# Work to complete:
Omit every picture and write out the rest of the records exactly.

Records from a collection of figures
BEGIN

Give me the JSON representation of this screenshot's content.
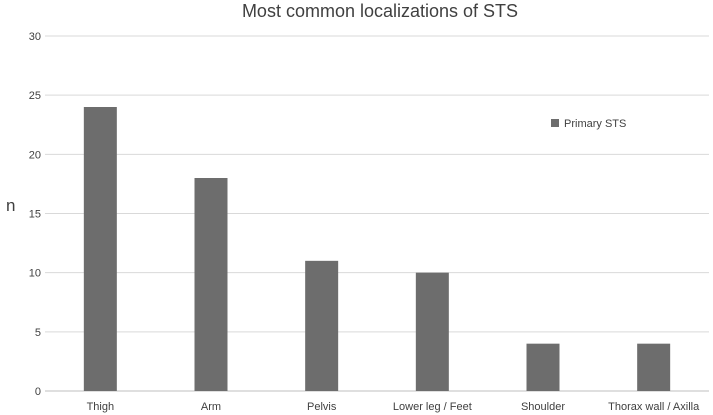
{
  "chart_data": {
    "type": "bar",
    "title": "Most common localizations of STS",
    "xlabel": "",
    "ylabel": "n",
    "categories": [
      "Thigh",
      "Arm",
      "Pelvis",
      "Lower leg / Feet",
      "Shoulder",
      "Thorax wall / Axilla"
    ],
    "series": [
      {
        "name": "Primary STS",
        "values": [
          24,
          18,
          11,
          10,
          4,
          4
        ],
        "color": "#6d6d6d"
      }
    ],
    "ylim": [
      0,
      30
    ],
    "yticks": [
      0,
      5,
      10,
      15,
      20,
      25,
      30
    ],
    "grid": true,
    "legend": "top-right"
  }
}
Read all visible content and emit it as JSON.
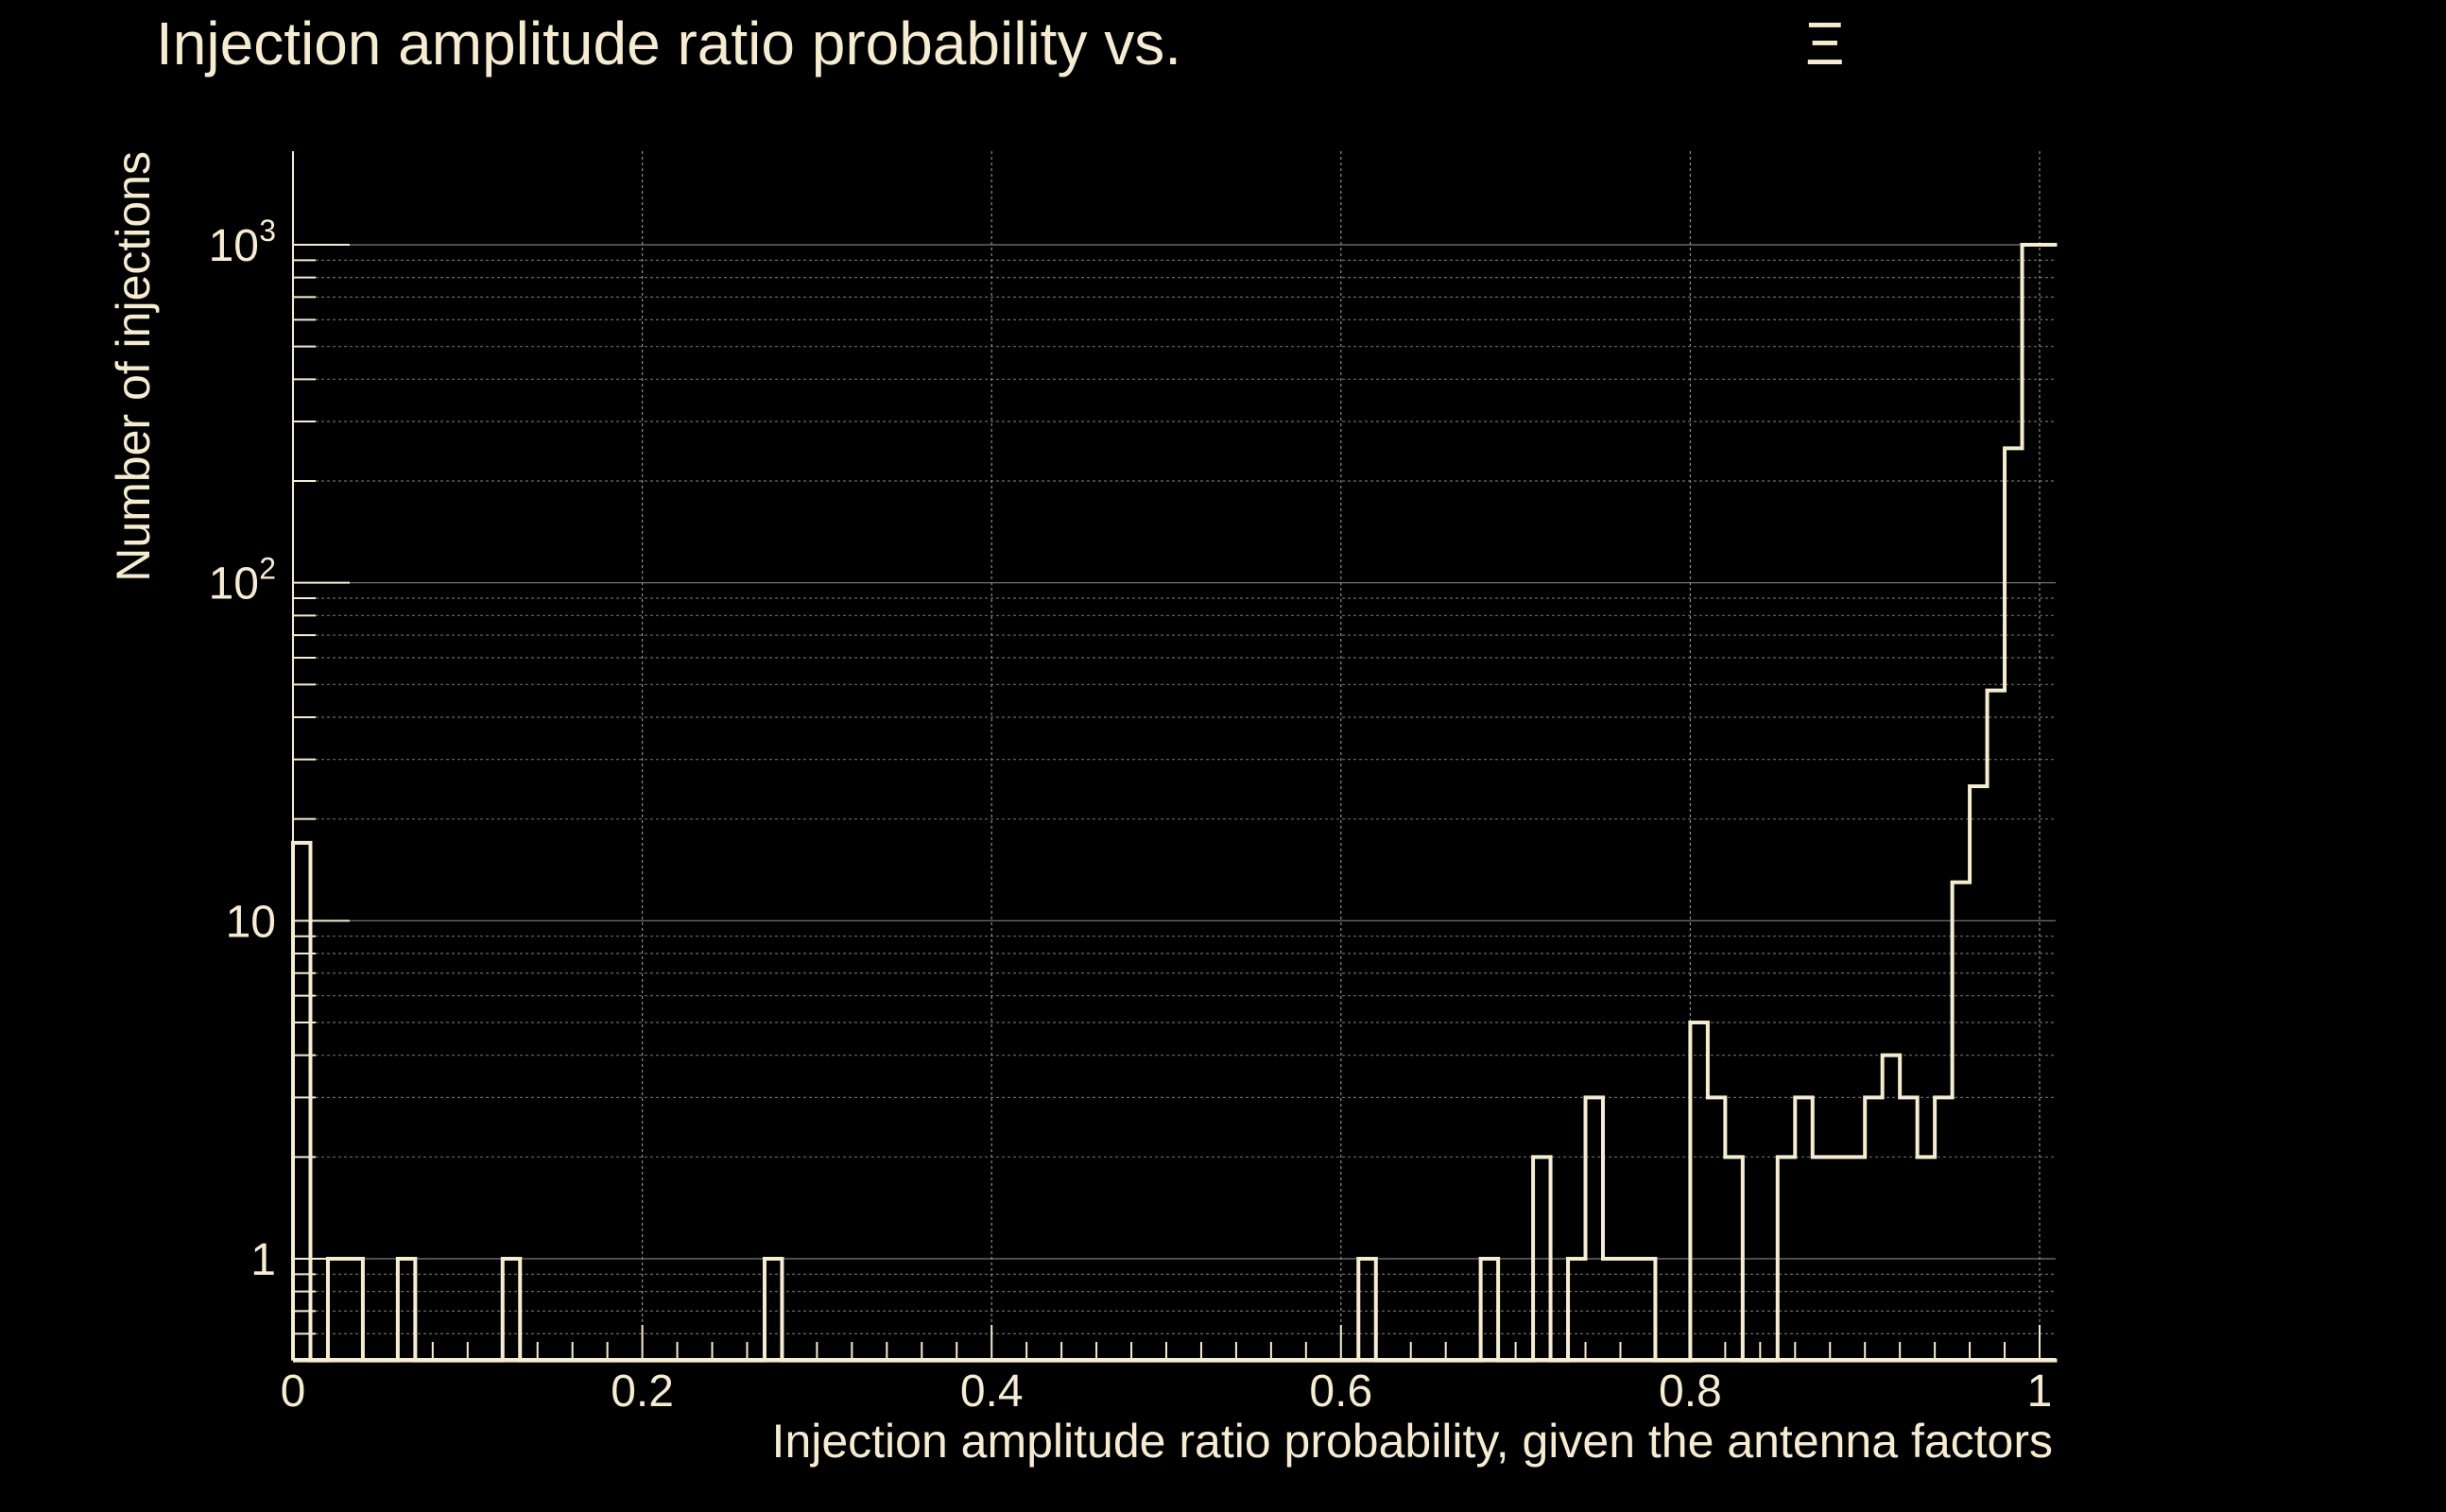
{
  "colors": {
    "background": "#000000",
    "foreground": "#f5ecd2",
    "grid": "#8c8c8c"
  },
  "chart_data": {
    "type": "bar",
    "style": "step histogram",
    "title": "Injection amplitude ratio probability vs.",
    "title_symbol": "Ξ",
    "xlabel": "Injection amplitude ratio probability, given the antenna factors",
    "ylabel": "Number of injections",
    "xlim": [
      0,
      1.01
    ],
    "ylim": [
      0.5,
      2000
    ],
    "yscale": "log",
    "grid": true,
    "x_ticks": [
      {
        "value": 0,
        "label": "0"
      },
      {
        "value": 0.2,
        "label": "0.2"
      },
      {
        "value": 0.4,
        "label": "0.4"
      },
      {
        "value": 0.6,
        "label": "0.6"
      },
      {
        "value": 0.8,
        "label": "0.8"
      },
      {
        "value": 1,
        "label": "1"
      }
    ],
    "y_ticks": [
      {
        "value": 1,
        "base": "1",
        "exponent": ""
      },
      {
        "value": 10,
        "base": "10",
        "exponent": ""
      },
      {
        "value": 100,
        "base": "10",
        "exponent": "2"
      },
      {
        "value": 1000,
        "base": "10",
        "exponent": "3"
      }
    ],
    "bin_width": 0.01,
    "bins": [
      {
        "x": 0.0,
        "count": 17
      },
      {
        "x": 0.02,
        "count": 1
      },
      {
        "x": 0.03,
        "count": 1
      },
      {
        "x": 0.06,
        "count": 1
      },
      {
        "x": 0.12,
        "count": 1
      },
      {
        "x": 0.27,
        "count": 1
      },
      {
        "x": 0.61,
        "count": 1
      },
      {
        "x": 0.68,
        "count": 1
      },
      {
        "x": 0.71,
        "count": 2
      },
      {
        "x": 0.73,
        "count": 1
      },
      {
        "x": 0.74,
        "count": 3
      },
      {
        "x": 0.75,
        "count": 1
      },
      {
        "x": 0.76,
        "count": 1
      },
      {
        "x": 0.77,
        "count": 1
      },
      {
        "x": 0.8,
        "count": 5
      },
      {
        "x": 0.81,
        "count": 3
      },
      {
        "x": 0.82,
        "count": 2
      },
      {
        "x": 0.85,
        "count": 2
      },
      {
        "x": 0.86,
        "count": 3
      },
      {
        "x": 0.87,
        "count": 2
      },
      {
        "x": 0.88,
        "count": 2
      },
      {
        "x": 0.89,
        "count": 2
      },
      {
        "x": 0.9,
        "count": 3
      },
      {
        "x": 0.91,
        "count": 4
      },
      {
        "x": 0.92,
        "count": 3
      },
      {
        "x": 0.93,
        "count": 2
      },
      {
        "x": 0.94,
        "count": 3
      },
      {
        "x": 0.95,
        "count": 13
      },
      {
        "x": 0.96,
        "count": 25
      },
      {
        "x": 0.97,
        "count": 48
      },
      {
        "x": 0.98,
        "count": 250
      },
      {
        "x": 0.99,
        "count": 1000
      },
      {
        "x": 1.0,
        "count": 1000
      }
    ]
  }
}
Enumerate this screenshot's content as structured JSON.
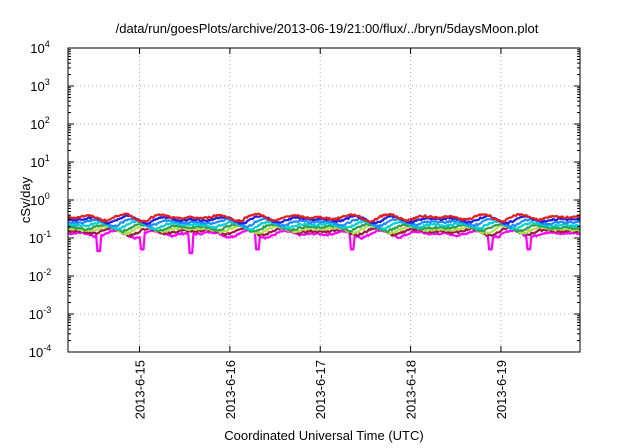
{
  "chart_data": {
    "type": "line",
    "title": "/data/run/goesPlots/archive/2013-06-19/21:00/flux/../bryn/5daysMoon.plot",
    "xlabel": "Coordinated Universal Time (UTC)",
    "ylabel": "cSv/day",
    "yscale": "log",
    "ylim": [
      0.0001,
      10000
    ],
    "xlim": [
      "2013-06-14 05:00",
      "2013-06-19 21:00"
    ],
    "grid": true,
    "x_ticks": [
      "2013-6-15",
      "2013-6-16",
      "2013-6-17",
      "2013-6-18",
      "2013-6-19"
    ],
    "y_ticks": [
      {
        "base": "10",
        "exp": "-4"
      },
      {
        "base": "10",
        "exp": "-3"
      },
      {
        "base": "10",
        "exp": "-2"
      },
      {
        "base": "10",
        "exp": "-1"
      },
      {
        "base": "10",
        "exp": "0"
      },
      {
        "base": "10",
        "exp": "1"
      },
      {
        "base": "10",
        "exp": "2"
      },
      {
        "base": "10",
        "exp": "3"
      },
      {
        "base": "10",
        "exp": "4"
      }
    ],
    "series": [
      {
        "color": "#ff00ff",
        "base": 0.13,
        "x": [
          "2013-06-14 05:00",
          "2013-06-19 21:00"
        ],
        "y": [
          0.13,
          0.13
        ],
        "dips": [
          0.045,
          0.05,
          0.04,
          0.05,
          0.05,
          0.05,
          0.05
        ]
      },
      {
        "color": "#9a1b3f",
        "base": 0.15,
        "x": [
          "2013-06-14 05:00",
          "2013-06-19 21:00"
        ],
        "y": [
          0.15,
          0.15
        ]
      },
      {
        "color": "#b0e050",
        "base": 0.17,
        "x": [
          "2013-06-14 05:00",
          "2013-06-19 21:00"
        ],
        "y": [
          0.17,
          0.17
        ]
      },
      {
        "color": "#30a050",
        "base": 0.19,
        "x": [
          "2013-06-14 05:00",
          "2013-06-19 21:00"
        ],
        "y": [
          0.19,
          0.19
        ]
      },
      {
        "color": "#00d0d0",
        "base": 0.22,
        "x": [
          "2013-06-14 05:00",
          "2013-06-19 21:00"
        ],
        "y": [
          0.22,
          0.22
        ]
      },
      {
        "color": "#1e8cff",
        "base": 0.26,
        "x": [
          "2013-06-14 05:00",
          "2013-06-19 21:00"
        ],
        "y": [
          0.26,
          0.26
        ]
      },
      {
        "color": "#2020e0",
        "base": 0.31,
        "x": [
          "2013-06-14 05:00",
          "2013-06-19 21:00"
        ],
        "y": [
          0.31,
          0.31
        ]
      },
      {
        "color": "#e02020",
        "base": 0.35,
        "x": [
          "2013-06-14 05:00",
          "2013-06-19 21:00"
        ],
        "y": [
          0.35,
          0.35
        ]
      }
    ]
  }
}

END

# Full response:
Give me the JSON representation of this screenshot's content.
{
  "chart_data": {
    "type": "bar",
    "title": "Most common localizations of STS",
    "xlabel": "",
    "ylabel": "n",
    "categories": [
      "Thigh",
      "Arm",
      "Pelvis",
      "Lower leg / Feet",
      "Shoulder",
      "Thorax wall / Axilla"
    ],
    "series": [
      {
        "name": "Primary STS",
        "values": [
          24,
          18,
          11,
          10,
          4,
          4
        ],
        "color": "#6d6d6d"
      }
    ],
    "ylim": [
      0,
      30
    ],
    "yticks": [
      0,
      5,
      10,
      15,
      20,
      25,
      30
    ],
    "grid": true,
    "legend": "top-right"
  }
}
Read all visible content and emit it as JSON.
{
  "colors": {
    "background": "#000000",
    "foreground": "#f5ecd2",
    "grid": "#8c8c8c"
  },
  "chart_data": {
    "type": "bar",
    "style": "step histogram",
    "title": "Injection amplitude ratio probability vs.",
    "title_symbol": "Ξ",
    "xlabel": "Injection amplitude ratio probability, given the antenna factors",
    "ylabel": "Number of injections",
    "xlim": [
      0,
      1.01
    ],
    "ylim": [
      0.5,
      2000
    ],
    "yscale": "log",
    "grid": true,
    "x_ticks": [
      {
        "value": 0,
        "label": "0"
      },
      {
        "value": 0.2,
        "label": "0.2"
      },
      {
        "value": 0.4,
        "label": "0.4"
      },
      {
        "value": 0.6,
        "label": "0.6"
      },
      {
        "value": 0.8,
        "label": "0.8"
      },
      {
        "value": 1,
        "label": "1"
      }
    ],
    "y_ticks": [
      {
        "value": 1,
        "base": "1",
        "exponent": ""
      },
      {
        "value": 10,
        "base": "10",
        "exponent": ""
      },
      {
        "value": 100,
        "base": "10",
        "exponent": "2"
      },
      {
        "value": 1000,
        "base": "10",
        "exponent": "3"
      }
    ],
    "bin_width": 0.01,
    "bins": [
      {
        "x": 0.0,
        "count": 17
      },
      {
        "x": 0.02,
        "count": 1
      },
      {
        "x": 0.03,
        "count": 1
      },
      {
        "x": 0.06,
        "count": 1
      },
      {
        "x": 0.12,
        "count": 1
      },
      {
        "x": 0.27,
        "count": 1
      },
      {
        "x": 0.61,
        "count": 1
      },
      {
        "x": 0.68,
        "count": 1
      },
      {
        "x": 0.71,
        "count": 2
      },
      {
        "x": 0.73,
        "count": 1
      },
      {
        "x": 0.74,
        "count": 3
      },
      {
        "x": 0.75,
        "count": 1
      },
      {
        "x": 0.76,
        "count": 1
      },
      {
        "x": 0.77,
        "count": 1
      },
      {
        "x": 0.8,
        "count": 5
      },
      {
        "x": 0.81,
        "count": 3
      },
      {
        "x": 0.82,
        "count": 2
      },
      {
        "x": 0.85,
        "count": 2
      },
      {
        "x": 0.86,
        "count": 3
      },
      {
        "x": 0.87,
        "count": 2
      },
      {
        "x": 0.88,
        "count": 2
      },
      {
        "x": 0.89,
        "count": 2
      },
      {
        "x": 0.9,
        "count": 3
      },
      {
        "x": 0.91,
        "count": 4
      },
      {
        "x": 0.92,
        "count": 3
      },
      {
        "x": 0.93,
        "count": 2
      },
      {
        "x": 0.94,
        "count": 3
      },
      {
        "x": 0.95,
        "count": 13
      },
      {
        "x": 0.96,
        "count": 25
      },
      {
        "x": 0.97,
        "count": 48
      },
      {
        "x": 0.98,
        "count": 250
      },
      {
        "x": 0.99,
        "count": 1000
      },
      {
        "x": 1.0,
        "count": 1000
      }
    ]
  }
}
Enumerate this screenshot's content as structured JSON.
{
  "chart_data": {
    "type": "line",
    "title": "/data/run/goesPlots/archive/2013-06-19/21:00/flux/../bryn/5daysMoon.plot",
    "xlabel": "Coordinated Universal Time (UTC)",
    "ylabel": "cSv/day",
    "yscale": "log",
    "ylim": [
      0.0001,
      10000
    ],
    "xlim": [
      "2013-06-14 05:00",
      "2013-06-19 21:00"
    ],
    "grid": true,
    "x_ticks": [
      "2013-6-15",
      "2013-6-16",
      "2013-6-17",
      "2013-6-18",
      "2013-6-19"
    ],
    "y_ticks": [
      {
        "base": "10",
        "exp": "-4"
      },
      {
        "base": "10",
        "exp": "-3"
      },
      {
        "base": "10",
        "exp": "-2"
      },
      {
        "base": "10",
        "exp": "-1"
      },
      {
        "base": "10",
        "exp": "0"
      },
      {
        "base": "10",
        "exp": "1"
      },
      {
        "base": "10",
        "exp": "2"
      },
      {
        "base": "10",
        "exp": "3"
      },
      {
        "base": "10",
        "exp": "4"
      }
    ],
    "series": [
      {
        "color": "#ff00ff",
        "base": 0.13,
        "x": [
          "2013-06-14 05:00",
          "2013-06-19 21:00"
        ],
        "y": [
          0.13,
          0.13
        ],
        "dips": [
          0.045,
          0.05,
          0.04,
          0.05,
          0.05,
          0.05,
          0.05
        ]
      },
      {
        "color": "#9a1b3f",
        "base": 0.15,
        "x": [
          "2013-06-14 05:00",
          "2013-06-19 21:00"
        ],
        "y": [
          0.15,
          0.15
        ]
      },
      {
        "color": "#b0e050",
        "base": 0.17,
        "x": [
          "2013-06-14 05:00",
          "2013-06-19 21:00"
        ],
        "y": [
          0.17,
          0.17
        ]
      },
      {
        "color": "#30a050",
        "base": 0.19,
        "x": [
          "2013-06-14 05:00",
          "2013-06-19 21:00"
        ],
        "y": [
          0.19,
          0.19
        ]
      },
      {
        "color": "#00d0d0",
        "base": 0.22,
        "x": [
          "2013-06-14 05:00",
          "2013-06-19 21:00"
        ],
        "y": [
          0.22,
          0.22
        ]
      },
      {
        "color": "#1e8cff",
        "base": 0.26,
        "x": [
          "2013-06-14 05:00",
          "2013-06-19 21:00"
        ],
        "y": [
          0.26,
          0.26
        ]
      },
      {
        "color": "#2020e0",
        "base": 0.31,
        "x": [
          "2013-06-14 05:00",
          "2013-06-19 21:00"
        ],
        "y": [
          0.31,
          0.31
        ]
      },
      {
        "color": "#e02020",
        "base": 0.35,
        "x": [
          "2013-06-14 05:00",
          "2013-06-19 21:00"
        ],
        "y": [
          0.35,
          0.35
        ]
      }
    ]
  }
}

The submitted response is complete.